Your goal:
Repeat all of the material below exactly as written, images excluded.

>> START

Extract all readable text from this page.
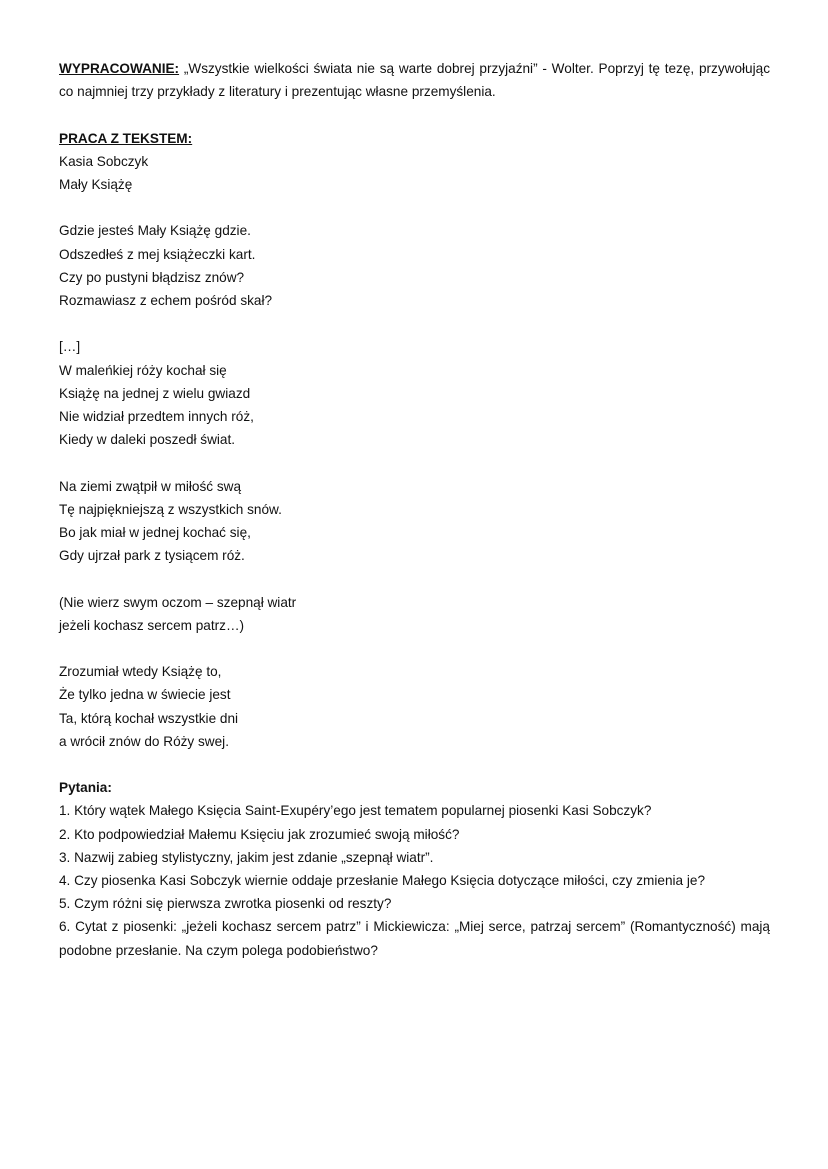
WYPRACOWANIE: „Wszystkie wielkości świata nie są warte dobrej przyjaźni” - Wolter. Poprzyj tę tezę, przywołując co najmniej trzy przykłady z literatury i prezentując własne przemyślenia.

PRACA Z TEKSTEM:
Kasia Sobczyk
Mały Książę
Gdzie jesteś Mały Książę gdzie.
Odszedłeś z mej książeczki kart.
Czy po pustyni błądzisz znów?
Rozmawiasz z echem pośród skał?
[…]
W maleńkiej róży kochał się
Książę na jednej z wielu gwiazd
Nie widział przedtem innych róż,
Kiedy w daleki poszedł świat.
Na ziemi zwątpił w miłość swą
Tę najpiękniejszą z wszystkich snów.
Bo jak miał w jednej kochać się,
Gdy ujrzał park z tysiącem róż.
(Nie wierz swym oczom – szepnął wiatr
jeżeli kochasz sercem patrz…)
Zrozumiał wtedy Książę to,
Że tylko jedna w świecie jest
Ta, którą kochał wszystkie dni
a wrócił znów do Róży swej.
Pytania:
1. Który wątek Małego Księcia Saint-Exupéry’ego jest tematem popularnej piosenki Kasi Sobczyk?
2. Kto podpowiedział Małemu Księciu jak zrozumieć swoją miłość?
3. Nazwij zabieg stylistyczny, jakim jest zdanie „szepnął wiatr”.
4. Czy piosenka Kasi Sobczyk wiernie oddaje przesłanie Małego Księcia dotyczące miłości, czy zmienia je?
5. Czym różni się pierwsza zwrotka piosenki od reszty?

6. Cytat z piosenki: „jeżeli kochasz sercem patrz” i Mickiewicza: „Miej serce, patrzaj sercem” (Romantyczność) mają podobne przesłanie. Na czym polega podobieństwo?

>> END

Answer to this exercise:
Extract all readable text from this page.
WYPRACOWANIE: „Wszystkie wielkości świata nie są warte dobrej przyjaźni” - Wolter. Poprzyj tę tezę, przywołując co najmniej trzy przykłady z literatury i prezentując własne przemyślenia.

PRACA Z TEKSTEM:
Kasia Sobczyk
Mały Książę
Gdzie jesteś Mały Książę gdzie.
Odszedłeś z mej książeczki kart.
Czy po pustyni błądzisz znów?
Rozmawiasz z echem pośród skał?
[…]
W maleńkiej róży kochał się
Książę na jednej z wielu gwiazd
Nie widział przedtem innych róż,
Kiedy w daleki poszedł świat.
Na ziemi zwątpił w miłość swą
Tę najpiękniejszą z wszystkich snów.
Bo jak miał w jednej kochać się,
Gdy ujrzał park z tysiącem róż.
(Nie wierz swym oczom – szepnął wiatr
jeżeli kochasz sercem patrz…)
Zrozumiał wtedy Książę to,
Że tylko jedna w świecie jest
Ta, którą kochał wszystkie dni
a wrócił znów do Róży swej.
Pytania:
1. Który wątek Małego Księcia Saint-Exupéry’ego jest tematem popularnej piosenki Kasi Sobczyk?
2. Kto podpowiedział Małemu Księciu jak zrozumieć swoją miłość?
3. Nazwij zabieg stylistyczny, jakim jest zdanie „szepnął wiatr”.
4. Czy piosenka Kasi Sobczyk wiernie oddaje przesłanie Małego Księcia dotyczące miłości, czy zmienia je?
5. Czym różni się pierwsza zwrotka piosenki od reszty?

6. Cytat z piosenki: „jeżeli kochasz sercem patrz” i Mickiewicza: „Miej serce, patrzaj sercem” (Romantyczność) mają podobne przesłanie. Na czym polega podobieństwo?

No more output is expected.